Source data:
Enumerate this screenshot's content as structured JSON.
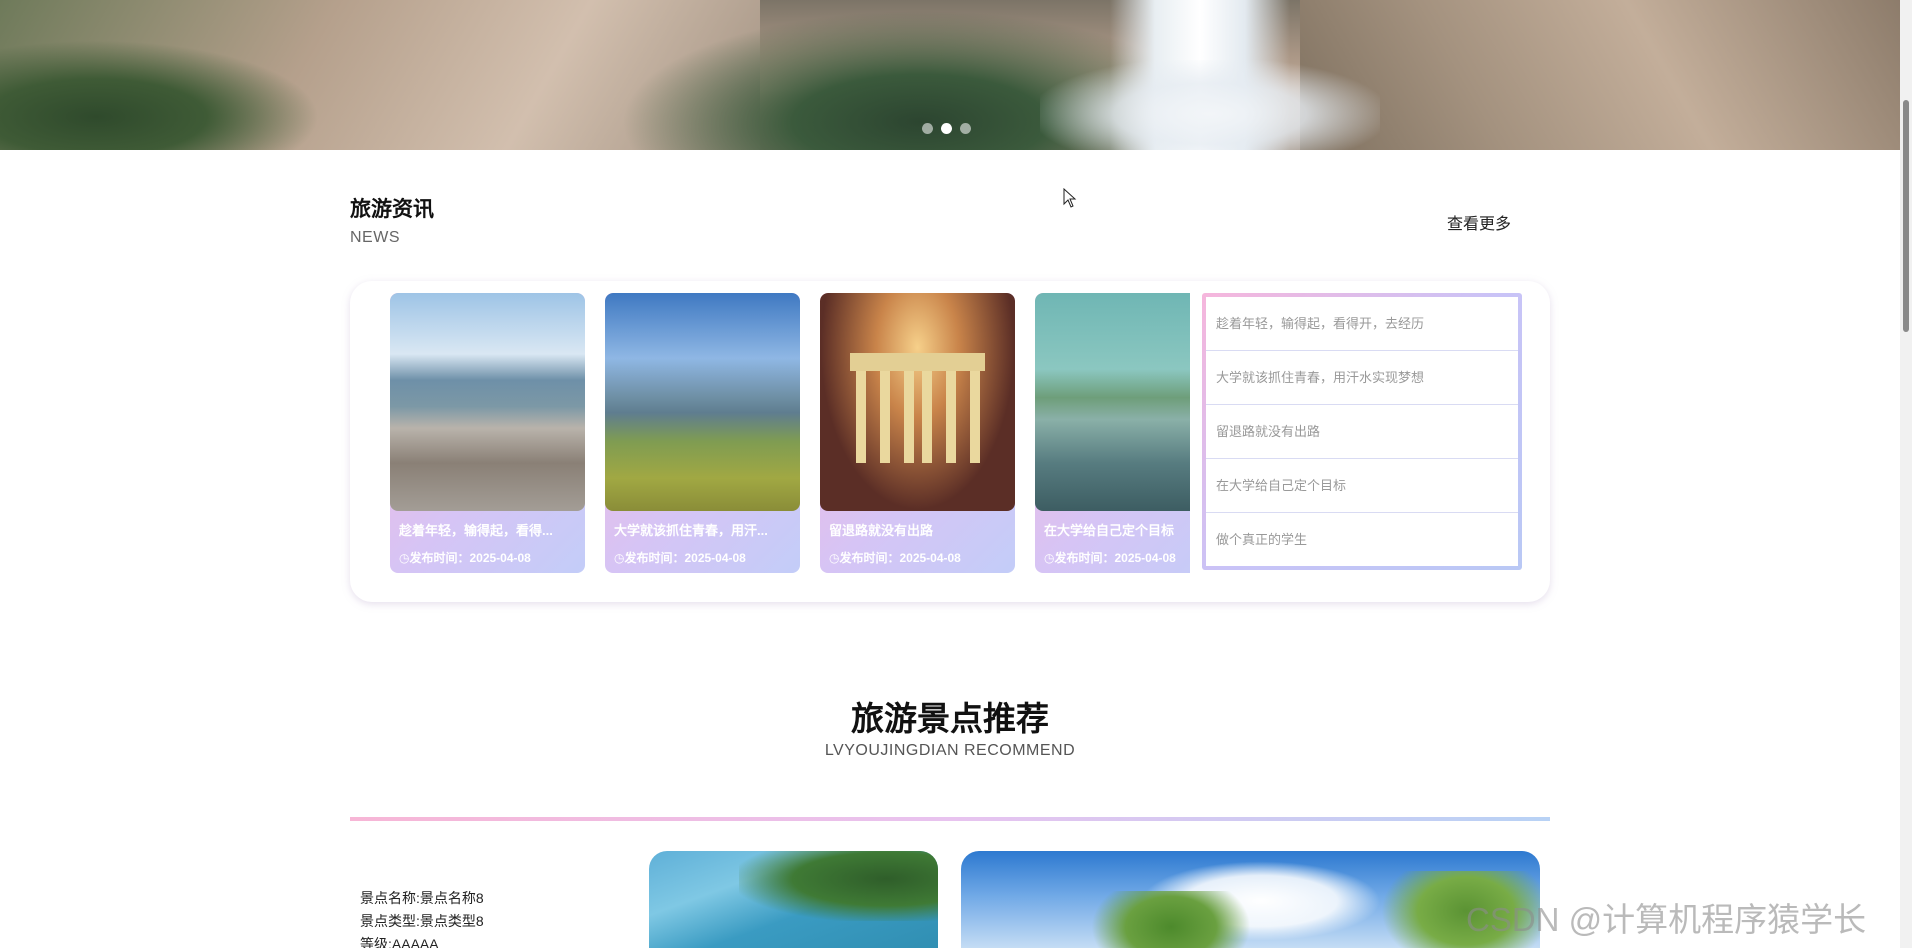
{
  "hero": {
    "dots": [
      {
        "active": false
      },
      {
        "active": true
      },
      {
        "active": false
      }
    ]
  },
  "news": {
    "title": "旅游资讯",
    "subtitle": "NEWS",
    "more_label": "查看更多",
    "cards": [
      {
        "title": "趁着年轻，输得起，看得...",
        "date": "◷发布时间：2025-04-08"
      },
      {
        "title": "大学就该抓住青春，用汗...",
        "date": "◷发布时间：2025-04-08"
      },
      {
        "title": "留退路就没有出路",
        "date": "◷发布时间：2025-04-08"
      },
      {
        "title": "在大学给自己定个目标",
        "date": "◷发布时间：2025-04-08"
      }
    ],
    "list": [
      "趁着年轻，输得起，看得开，去经历",
      "大学就该抓住青春，用汗水实现梦想",
      "留退路就没有出路",
      "在大学给自己定个目标",
      "做个真正的学生"
    ]
  },
  "attractions": {
    "title": "旅游景点推荐",
    "subtitle": "LVYOUJINGDIAN RECOMMEND",
    "spot": {
      "name_line": "景点名称:景点名称8",
      "type_line": "景点类型:景点类型8",
      "level_line": "等级:AAAAA"
    }
  },
  "watermark": "CSDN @计算机程序猿学长",
  "colors": {
    "accent_pink": "#f7b6d6",
    "accent_blue": "#b8d2f5"
  }
}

Written request: Each record above must be returned exactly as written, with its pictures omitted.

Correct output:
Enumerate this screenshot's content as structured JSON.
{
  "hero": {
    "dots": [
      {
        "active": false
      },
      {
        "active": true
      },
      {
        "active": false
      }
    ]
  },
  "news": {
    "title": "旅游资讯",
    "subtitle": "NEWS",
    "more_label": "查看更多",
    "cards": [
      {
        "title": "趁着年轻，输得起，看得...",
        "date": "◷发布时间：2025-04-08"
      },
      {
        "title": "大学就该抓住青春，用汗...",
        "date": "◷发布时间：2025-04-08"
      },
      {
        "title": "留退路就没有出路",
        "date": "◷发布时间：2025-04-08"
      },
      {
        "title": "在大学给自己定个目标",
        "date": "◷发布时间：2025-04-08"
      }
    ],
    "list": [
      "趁着年轻，输得起，看得开，去经历",
      "大学就该抓住青春，用汗水实现梦想",
      "留退路就没有出路",
      "在大学给自己定个目标",
      "做个真正的学生"
    ]
  },
  "attractions": {
    "title": "旅游景点推荐",
    "subtitle": "LVYOUJINGDIAN RECOMMEND",
    "spot": {
      "name_line": "景点名称:景点名称8",
      "type_line": "景点类型:景点类型8",
      "level_line": "等级:AAAAA"
    }
  },
  "watermark": "CSDN @计算机程序猿学长",
  "colors": {
    "accent_pink": "#f7b6d6",
    "accent_blue": "#b8d2f5"
  }
}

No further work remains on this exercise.